**EXTRACTED TEXT:**

Hi, 

>>Now, the first issue is how we know that the receiver supports the 
>>Content-Type of the body sent in INFO. There are ways to 
>>solve that, and it is not an INFO specific problem.
>
> 
>beyond "does it understand the content type?", we have the question
"does it understand what you want it to do with the 
>content?"

Yes.

>>The second issue is regarding the "SIP protocol rules", and I guess 
>>that is one thing which causes confusion.
>>
>>For example, if someone wants to send a DTMF tone he sends an INFO 
>>with the DTMF tone. The receiver will determine whether it's needed 
>>for anything (e.g. a robot asking for your PIN code) or not (e.g.
>>if you're talking to a person and pressed a button by misstake).  
>>What "SIP protocol rules" do you need for that? The 
>>application will determine what/if it does with the received
information.
> 
> 
>"Spray and pray" is fun for kids in street gangs but 
>well-aimed fire is far more efficient and much safer for  
>innocent bystanders.

I don't think an application will trigger INFOs in a spray and pray
matter. You will only send media server control messages if you are
communicating with a media server control application that understands
them.

>Staying with the use of DTMF/INFO as an example (which, I'd 
>like to add, has been deprecated even if I did originally 
>endorse or maybe even coinvent it) . . .

It hasn't been deprecated outside out on the field.

>Before you send a DTMF/INFO, you really need to know that the 
>recipient understands DTMF/INFO in general and the specific 
>encoding of DTMF in INFO that you're using (there have been 
>multiple encodings proposed).

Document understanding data
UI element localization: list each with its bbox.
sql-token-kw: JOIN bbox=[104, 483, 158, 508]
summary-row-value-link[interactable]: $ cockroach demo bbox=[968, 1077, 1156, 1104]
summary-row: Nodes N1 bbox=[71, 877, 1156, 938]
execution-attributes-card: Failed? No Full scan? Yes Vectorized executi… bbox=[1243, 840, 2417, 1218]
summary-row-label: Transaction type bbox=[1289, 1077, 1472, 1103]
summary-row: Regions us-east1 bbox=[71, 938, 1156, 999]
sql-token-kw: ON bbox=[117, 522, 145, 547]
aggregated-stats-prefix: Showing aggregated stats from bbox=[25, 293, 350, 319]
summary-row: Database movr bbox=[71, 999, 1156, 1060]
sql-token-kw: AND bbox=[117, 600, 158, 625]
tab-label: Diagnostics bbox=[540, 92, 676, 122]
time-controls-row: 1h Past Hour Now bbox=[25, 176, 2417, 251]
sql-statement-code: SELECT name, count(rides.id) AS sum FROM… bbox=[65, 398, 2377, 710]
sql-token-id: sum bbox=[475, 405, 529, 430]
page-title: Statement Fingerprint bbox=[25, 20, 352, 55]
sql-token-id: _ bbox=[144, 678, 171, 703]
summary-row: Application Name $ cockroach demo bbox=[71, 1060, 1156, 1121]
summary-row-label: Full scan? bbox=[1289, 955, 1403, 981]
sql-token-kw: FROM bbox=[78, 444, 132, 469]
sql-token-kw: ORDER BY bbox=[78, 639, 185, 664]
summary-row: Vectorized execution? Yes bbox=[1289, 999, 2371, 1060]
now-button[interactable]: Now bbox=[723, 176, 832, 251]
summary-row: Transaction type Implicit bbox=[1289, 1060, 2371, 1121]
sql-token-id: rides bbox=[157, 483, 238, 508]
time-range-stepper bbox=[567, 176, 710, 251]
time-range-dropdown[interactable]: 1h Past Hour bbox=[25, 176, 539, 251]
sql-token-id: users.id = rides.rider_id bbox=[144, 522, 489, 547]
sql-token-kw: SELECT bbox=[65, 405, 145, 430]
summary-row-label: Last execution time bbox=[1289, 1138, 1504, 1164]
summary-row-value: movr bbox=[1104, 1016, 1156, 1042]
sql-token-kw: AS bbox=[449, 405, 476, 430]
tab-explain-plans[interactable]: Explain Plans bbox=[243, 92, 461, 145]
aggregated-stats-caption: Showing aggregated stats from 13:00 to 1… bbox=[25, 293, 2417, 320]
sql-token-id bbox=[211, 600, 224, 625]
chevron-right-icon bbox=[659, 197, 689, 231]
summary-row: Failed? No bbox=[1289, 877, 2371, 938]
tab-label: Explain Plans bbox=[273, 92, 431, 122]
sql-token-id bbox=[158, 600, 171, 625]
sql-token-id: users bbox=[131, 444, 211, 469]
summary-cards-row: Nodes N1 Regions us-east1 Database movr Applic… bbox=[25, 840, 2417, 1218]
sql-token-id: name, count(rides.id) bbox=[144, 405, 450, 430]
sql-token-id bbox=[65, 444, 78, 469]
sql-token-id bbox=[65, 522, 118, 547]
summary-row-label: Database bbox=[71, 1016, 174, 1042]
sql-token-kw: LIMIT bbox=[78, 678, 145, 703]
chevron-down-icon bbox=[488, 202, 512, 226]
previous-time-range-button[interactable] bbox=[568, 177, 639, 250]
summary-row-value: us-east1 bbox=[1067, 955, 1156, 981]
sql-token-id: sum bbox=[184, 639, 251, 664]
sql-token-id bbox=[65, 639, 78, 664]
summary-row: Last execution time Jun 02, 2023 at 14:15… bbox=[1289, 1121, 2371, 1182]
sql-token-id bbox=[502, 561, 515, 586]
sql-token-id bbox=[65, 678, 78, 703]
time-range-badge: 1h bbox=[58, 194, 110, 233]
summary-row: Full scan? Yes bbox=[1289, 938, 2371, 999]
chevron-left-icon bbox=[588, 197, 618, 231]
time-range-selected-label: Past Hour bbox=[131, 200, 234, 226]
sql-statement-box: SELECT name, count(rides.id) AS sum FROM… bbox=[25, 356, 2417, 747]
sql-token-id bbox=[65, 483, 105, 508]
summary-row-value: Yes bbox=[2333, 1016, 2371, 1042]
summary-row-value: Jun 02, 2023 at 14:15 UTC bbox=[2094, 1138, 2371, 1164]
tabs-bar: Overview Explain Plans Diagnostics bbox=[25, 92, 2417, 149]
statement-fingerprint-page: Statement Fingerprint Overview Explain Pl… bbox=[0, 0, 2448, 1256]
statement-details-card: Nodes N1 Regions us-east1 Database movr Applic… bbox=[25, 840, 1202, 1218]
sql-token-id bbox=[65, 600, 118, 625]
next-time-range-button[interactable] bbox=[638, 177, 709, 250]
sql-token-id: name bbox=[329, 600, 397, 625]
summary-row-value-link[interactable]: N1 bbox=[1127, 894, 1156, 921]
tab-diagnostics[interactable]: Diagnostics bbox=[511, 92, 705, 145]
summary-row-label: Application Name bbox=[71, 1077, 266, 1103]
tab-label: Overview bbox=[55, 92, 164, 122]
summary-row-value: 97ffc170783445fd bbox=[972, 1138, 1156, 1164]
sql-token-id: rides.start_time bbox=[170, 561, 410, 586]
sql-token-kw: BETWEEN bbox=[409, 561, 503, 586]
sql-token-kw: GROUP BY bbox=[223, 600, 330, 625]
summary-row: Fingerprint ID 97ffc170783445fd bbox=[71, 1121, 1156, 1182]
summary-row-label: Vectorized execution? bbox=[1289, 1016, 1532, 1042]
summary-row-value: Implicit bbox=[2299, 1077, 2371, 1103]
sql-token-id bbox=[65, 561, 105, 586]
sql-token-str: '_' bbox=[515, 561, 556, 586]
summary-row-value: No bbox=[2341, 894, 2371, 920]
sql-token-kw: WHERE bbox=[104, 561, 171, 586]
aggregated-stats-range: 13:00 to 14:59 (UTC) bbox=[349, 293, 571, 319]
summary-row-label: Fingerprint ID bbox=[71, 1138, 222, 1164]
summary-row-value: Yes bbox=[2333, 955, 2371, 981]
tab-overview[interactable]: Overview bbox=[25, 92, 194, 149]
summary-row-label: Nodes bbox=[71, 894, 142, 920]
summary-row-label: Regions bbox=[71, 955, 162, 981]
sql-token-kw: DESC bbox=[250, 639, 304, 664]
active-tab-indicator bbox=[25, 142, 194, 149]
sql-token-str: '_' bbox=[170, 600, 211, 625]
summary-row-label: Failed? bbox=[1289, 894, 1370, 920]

**EXERCISE REQUIREMENTS:**
A) From the email discussion of SIP INFO messages, list every remark set off in parentheses, quoting each one.
B) Extend the email discussion of SIP INFO messages, picking up after its final sentence.

**OUTPUTS FOR THE TASKS:**
A)
- (e.g. a robot asking for your PIN code)
- (e.g. if you're talking to a person and pressed a button by misstake)
- (which, I'd like to add, has been deprecated even if I did originally endorse or maybe even coinvent it)
- (there have been multiple encodings proposed)

B)
Yes, and you know that if you receive an indication from the other party
that he supports application/my-dtmf (or whatever value is used).

And, if we would have standardized one encoding, maybe there wouldn't be
multiple ones out there...

>Otherwise you wouldn't even bother sending it unless you're a hopeless
optimist, trying 
>to impress your homies with the size of your packet-slinger, or just
plain stoopid.

I totally agree.

>And beyond just understanding your encoding of DTMF/INFO, you 
>need to know that the recipient you are sending it to is 
>likely to do something useful with that INFO, and that this 
>"something useful" is what you intend it to do when you send it.

Yes, but you wouldn't send it unless you have a reason to think the
receiver is going to do something with it, e.g. if you have been asked
to give your PIN code. 

I don't understand why people think that applications would start
sending all kind of INFOs "just for fun", without any logic behind. I
have never seen that happen in real world deployments. I wouldn't start
sending UPDATEs and/or re-INVITEs just for fun either, eventhough there
is nothing preventing me from doing it.

Just because you CAN doesn't mean you WILL :)
 
>Now, for DTMF/INFO the "something useful" is pretty straightforward
>-- take the tone sequences and either use them as input to a 
>local application or mix them back into the media stream.
> 
>Other possible uses for INFO (and there have been many 
>proposed) are not generally so clear. For example, if I send 
>you an INFO containing a JPEG file, what are you supposed to 
>do with it? Project the image onto the wall? Use it is a 
>keyboard map? Use it as a voiceprint graph for spectral 
>comparison with my media stream as a means of performing a 
>MITM detection? (hey, I think I just invented something . . 
>.) Or something entirely different?

That depends on the application. For example, the application may tell
you that a JPEG file has arrived, and ask what you want to do with it.
You may choose to project it, use it as a keyboard map, or whatever.

But, again, I don't think anyone is going to send you the JPEG file
"just like that", without any reason.

>What is wrong with INFO as currently specified is that we 
>have no way of answering these questions. Content-disposition 
>and content-type just aren't rich enough for the range of 
>possibilities.

I don't think we need to answer those questions, because they are
application specific.

What we need to answer is the question how to indicate what
Content-Types the receiver supports, and is willing to receive for a
given session.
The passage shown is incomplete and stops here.